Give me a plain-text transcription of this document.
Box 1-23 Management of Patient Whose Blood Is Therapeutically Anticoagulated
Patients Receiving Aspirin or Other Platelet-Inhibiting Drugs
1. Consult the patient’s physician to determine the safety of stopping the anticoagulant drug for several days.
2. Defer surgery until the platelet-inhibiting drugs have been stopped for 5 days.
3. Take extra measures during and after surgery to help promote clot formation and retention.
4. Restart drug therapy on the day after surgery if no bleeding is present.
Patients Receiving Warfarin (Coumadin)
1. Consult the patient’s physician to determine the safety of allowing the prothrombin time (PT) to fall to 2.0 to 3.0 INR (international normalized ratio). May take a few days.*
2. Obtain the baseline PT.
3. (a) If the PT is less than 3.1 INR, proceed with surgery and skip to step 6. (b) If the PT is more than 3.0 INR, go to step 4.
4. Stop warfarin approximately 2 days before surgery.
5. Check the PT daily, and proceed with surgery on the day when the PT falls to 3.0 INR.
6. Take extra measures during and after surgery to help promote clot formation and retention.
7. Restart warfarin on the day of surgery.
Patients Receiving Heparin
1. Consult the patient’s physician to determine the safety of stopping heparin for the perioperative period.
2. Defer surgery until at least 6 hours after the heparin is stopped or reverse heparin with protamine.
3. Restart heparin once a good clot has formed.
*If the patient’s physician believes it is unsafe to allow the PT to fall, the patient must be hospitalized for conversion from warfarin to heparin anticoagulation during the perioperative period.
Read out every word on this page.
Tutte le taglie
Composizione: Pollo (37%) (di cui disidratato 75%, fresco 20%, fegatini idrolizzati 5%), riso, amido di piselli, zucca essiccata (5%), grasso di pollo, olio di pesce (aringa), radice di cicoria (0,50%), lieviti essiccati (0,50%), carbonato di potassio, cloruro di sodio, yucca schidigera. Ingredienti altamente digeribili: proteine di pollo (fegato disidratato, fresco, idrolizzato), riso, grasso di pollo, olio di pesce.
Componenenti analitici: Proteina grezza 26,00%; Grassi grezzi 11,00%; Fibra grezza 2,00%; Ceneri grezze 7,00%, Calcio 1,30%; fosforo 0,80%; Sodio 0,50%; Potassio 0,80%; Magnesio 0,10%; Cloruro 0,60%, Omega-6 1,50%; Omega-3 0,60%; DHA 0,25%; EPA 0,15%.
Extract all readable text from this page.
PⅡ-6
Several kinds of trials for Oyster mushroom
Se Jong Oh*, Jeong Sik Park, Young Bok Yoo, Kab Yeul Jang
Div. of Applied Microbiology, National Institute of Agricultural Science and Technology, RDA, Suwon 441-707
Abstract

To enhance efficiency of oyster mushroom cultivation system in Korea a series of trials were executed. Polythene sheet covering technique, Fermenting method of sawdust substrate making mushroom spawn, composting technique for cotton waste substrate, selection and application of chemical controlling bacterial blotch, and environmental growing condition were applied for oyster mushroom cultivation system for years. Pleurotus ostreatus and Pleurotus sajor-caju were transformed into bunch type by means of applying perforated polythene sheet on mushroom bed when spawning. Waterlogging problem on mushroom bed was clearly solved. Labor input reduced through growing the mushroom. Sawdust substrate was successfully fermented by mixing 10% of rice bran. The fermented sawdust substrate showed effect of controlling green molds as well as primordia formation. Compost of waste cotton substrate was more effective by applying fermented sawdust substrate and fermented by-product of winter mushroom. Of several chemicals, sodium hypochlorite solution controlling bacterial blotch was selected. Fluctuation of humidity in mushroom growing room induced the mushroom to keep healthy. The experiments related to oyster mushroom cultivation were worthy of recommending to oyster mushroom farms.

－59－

• About this task:
Go through the records and report each line that contains "physician".

• Task result:
1. Consult the patient’s physician to determine the safety of stopping the anticoagulant drug for several days.
1. Consult the patient’s physician to determine the safety of allowing the prothrombin time (PT) to fall to 2.0 to 3.0 INR (international normalized ratio). May take a few days.*
1. Consult the patient’s physician to determine the safety of stopping heparin for the perioperative period.
*If the patient’s physician believes it is unsafe to allow the PT to fall, the patient must be hospitalized for conversion from warfarin to heparin anticoagulation during the perioperative period.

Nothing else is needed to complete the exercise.